Directive
Lines that contain the string "baja" are to be copied; leave out all others.

Provided data
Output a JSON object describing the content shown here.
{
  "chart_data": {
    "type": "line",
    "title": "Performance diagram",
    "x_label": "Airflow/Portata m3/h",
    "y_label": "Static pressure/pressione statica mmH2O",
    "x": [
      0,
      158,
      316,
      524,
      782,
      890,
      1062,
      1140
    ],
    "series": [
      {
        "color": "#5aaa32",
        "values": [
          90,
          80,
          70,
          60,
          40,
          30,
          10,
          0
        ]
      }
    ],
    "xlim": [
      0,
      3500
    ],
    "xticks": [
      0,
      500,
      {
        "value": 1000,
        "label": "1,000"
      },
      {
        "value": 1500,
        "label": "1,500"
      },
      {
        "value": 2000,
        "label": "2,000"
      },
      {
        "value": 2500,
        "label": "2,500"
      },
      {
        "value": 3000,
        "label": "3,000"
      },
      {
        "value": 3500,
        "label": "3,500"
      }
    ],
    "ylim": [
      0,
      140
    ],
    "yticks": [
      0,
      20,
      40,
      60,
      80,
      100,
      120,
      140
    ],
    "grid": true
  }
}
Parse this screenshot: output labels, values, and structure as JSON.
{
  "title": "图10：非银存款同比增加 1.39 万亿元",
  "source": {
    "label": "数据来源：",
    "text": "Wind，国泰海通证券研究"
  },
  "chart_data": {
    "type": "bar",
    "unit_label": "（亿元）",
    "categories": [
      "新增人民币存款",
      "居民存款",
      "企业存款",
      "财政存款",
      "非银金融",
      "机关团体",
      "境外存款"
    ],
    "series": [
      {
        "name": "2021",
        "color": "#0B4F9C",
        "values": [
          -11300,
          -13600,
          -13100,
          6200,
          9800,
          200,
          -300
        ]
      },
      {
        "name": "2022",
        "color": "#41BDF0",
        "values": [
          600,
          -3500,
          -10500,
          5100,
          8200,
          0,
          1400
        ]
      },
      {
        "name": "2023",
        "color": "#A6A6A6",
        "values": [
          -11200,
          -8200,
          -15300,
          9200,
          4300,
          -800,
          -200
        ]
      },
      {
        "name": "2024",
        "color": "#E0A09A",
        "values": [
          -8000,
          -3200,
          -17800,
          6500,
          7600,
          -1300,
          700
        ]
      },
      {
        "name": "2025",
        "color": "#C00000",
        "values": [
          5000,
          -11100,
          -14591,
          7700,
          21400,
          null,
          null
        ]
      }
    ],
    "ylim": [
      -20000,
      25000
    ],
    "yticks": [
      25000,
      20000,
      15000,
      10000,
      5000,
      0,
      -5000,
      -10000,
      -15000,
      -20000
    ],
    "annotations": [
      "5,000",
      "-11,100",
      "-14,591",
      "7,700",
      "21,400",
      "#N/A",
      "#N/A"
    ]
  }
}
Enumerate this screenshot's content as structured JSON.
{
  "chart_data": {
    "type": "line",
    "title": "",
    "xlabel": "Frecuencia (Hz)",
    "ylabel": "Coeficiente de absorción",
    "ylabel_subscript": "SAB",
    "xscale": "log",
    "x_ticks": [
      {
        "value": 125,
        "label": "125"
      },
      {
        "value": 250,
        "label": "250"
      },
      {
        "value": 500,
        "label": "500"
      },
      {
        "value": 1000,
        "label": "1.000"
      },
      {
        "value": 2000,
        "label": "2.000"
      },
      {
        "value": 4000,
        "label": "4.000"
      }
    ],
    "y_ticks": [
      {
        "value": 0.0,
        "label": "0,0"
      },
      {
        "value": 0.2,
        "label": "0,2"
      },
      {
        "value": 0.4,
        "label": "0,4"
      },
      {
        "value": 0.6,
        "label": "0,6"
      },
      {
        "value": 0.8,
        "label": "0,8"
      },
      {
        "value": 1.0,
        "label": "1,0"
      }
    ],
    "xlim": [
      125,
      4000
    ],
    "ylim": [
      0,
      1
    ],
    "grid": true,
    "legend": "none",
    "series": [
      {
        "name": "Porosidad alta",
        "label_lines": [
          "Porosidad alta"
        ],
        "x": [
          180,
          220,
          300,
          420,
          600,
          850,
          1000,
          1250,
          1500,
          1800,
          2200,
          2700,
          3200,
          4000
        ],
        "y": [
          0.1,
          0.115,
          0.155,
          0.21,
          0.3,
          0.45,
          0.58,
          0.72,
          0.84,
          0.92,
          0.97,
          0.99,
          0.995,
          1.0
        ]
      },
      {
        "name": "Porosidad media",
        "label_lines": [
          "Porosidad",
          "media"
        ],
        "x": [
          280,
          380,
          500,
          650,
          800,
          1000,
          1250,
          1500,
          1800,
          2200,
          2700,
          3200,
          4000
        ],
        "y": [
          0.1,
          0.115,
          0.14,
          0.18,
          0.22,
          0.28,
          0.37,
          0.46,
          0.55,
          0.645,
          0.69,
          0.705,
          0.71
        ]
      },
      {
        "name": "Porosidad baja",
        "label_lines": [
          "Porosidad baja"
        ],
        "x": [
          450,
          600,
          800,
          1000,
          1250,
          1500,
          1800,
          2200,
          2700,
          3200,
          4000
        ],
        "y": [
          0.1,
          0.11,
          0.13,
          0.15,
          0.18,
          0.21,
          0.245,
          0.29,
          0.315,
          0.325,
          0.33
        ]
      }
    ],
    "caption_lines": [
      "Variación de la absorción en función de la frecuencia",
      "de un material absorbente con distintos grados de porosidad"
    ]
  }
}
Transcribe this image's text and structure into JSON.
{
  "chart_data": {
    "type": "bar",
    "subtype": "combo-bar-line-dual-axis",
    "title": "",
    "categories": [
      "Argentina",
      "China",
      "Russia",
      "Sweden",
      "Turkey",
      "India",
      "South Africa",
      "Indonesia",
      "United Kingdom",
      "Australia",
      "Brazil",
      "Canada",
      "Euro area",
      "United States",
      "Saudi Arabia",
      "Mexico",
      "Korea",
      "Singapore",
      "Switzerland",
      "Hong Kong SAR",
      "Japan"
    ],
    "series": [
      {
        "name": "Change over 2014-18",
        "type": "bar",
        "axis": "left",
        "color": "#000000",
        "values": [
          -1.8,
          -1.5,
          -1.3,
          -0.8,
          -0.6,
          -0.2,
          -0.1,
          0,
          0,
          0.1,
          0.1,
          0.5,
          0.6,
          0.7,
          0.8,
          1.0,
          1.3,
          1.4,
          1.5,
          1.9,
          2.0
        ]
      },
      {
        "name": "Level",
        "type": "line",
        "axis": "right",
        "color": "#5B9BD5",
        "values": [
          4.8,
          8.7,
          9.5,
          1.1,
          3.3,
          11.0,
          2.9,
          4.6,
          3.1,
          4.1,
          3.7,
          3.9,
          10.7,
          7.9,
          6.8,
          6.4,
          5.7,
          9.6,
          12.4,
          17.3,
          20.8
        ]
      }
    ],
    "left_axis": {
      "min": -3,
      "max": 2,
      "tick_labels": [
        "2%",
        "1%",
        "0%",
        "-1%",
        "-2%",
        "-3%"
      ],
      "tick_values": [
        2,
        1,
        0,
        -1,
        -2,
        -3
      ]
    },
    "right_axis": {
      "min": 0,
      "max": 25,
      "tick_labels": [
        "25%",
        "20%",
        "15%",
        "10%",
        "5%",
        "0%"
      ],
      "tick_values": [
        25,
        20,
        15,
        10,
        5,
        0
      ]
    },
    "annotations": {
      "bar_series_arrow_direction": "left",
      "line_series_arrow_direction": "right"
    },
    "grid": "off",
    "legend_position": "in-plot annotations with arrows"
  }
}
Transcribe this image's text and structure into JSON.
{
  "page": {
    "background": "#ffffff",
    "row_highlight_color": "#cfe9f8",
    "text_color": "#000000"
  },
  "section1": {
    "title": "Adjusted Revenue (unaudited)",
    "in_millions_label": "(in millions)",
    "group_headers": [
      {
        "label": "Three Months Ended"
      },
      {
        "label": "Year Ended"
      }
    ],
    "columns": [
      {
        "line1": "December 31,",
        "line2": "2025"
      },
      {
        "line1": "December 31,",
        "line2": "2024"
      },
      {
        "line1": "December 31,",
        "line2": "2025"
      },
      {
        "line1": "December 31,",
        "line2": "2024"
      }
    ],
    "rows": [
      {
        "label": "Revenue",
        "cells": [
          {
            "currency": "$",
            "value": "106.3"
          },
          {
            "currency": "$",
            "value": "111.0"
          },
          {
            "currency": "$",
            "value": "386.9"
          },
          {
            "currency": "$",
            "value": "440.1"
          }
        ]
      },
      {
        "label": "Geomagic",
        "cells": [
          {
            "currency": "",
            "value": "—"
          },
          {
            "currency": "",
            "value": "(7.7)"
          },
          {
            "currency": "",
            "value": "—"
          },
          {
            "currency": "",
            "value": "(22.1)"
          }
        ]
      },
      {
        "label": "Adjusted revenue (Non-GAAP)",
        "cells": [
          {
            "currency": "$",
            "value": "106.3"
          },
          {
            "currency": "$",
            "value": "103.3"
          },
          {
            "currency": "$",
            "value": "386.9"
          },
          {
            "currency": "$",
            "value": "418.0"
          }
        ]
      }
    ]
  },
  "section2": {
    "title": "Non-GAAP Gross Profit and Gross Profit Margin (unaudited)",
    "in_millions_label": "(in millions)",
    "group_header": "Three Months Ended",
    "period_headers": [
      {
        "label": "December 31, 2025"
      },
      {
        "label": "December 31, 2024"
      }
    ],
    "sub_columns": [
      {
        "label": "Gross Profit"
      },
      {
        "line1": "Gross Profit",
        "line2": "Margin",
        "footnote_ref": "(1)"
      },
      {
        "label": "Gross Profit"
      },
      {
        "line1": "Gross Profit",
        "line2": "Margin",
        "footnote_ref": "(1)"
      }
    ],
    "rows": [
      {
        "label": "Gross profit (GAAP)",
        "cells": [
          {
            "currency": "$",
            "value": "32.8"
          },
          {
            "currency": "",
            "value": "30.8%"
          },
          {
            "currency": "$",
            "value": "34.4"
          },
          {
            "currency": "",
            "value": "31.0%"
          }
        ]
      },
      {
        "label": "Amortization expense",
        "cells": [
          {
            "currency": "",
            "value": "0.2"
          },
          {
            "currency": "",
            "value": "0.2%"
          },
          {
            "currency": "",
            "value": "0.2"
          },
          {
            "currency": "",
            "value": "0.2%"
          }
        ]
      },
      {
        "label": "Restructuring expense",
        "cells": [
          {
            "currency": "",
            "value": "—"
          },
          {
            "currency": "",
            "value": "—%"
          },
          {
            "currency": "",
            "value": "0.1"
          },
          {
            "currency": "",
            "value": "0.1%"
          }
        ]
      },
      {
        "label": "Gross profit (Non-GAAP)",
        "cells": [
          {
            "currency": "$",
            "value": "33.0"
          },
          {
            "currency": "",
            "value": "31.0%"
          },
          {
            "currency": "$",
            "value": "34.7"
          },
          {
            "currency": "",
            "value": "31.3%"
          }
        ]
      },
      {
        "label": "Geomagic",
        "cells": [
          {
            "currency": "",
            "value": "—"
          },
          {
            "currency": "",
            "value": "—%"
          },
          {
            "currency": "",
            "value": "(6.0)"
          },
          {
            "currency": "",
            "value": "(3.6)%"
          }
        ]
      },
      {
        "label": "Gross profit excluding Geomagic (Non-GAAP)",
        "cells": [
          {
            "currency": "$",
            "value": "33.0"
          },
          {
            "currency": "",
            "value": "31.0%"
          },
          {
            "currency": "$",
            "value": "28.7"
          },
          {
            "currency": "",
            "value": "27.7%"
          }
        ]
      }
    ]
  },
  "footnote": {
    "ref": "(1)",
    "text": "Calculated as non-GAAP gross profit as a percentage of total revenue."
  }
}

Exercise response
        "name": "Porosidad baja",
          "Porosidad baja"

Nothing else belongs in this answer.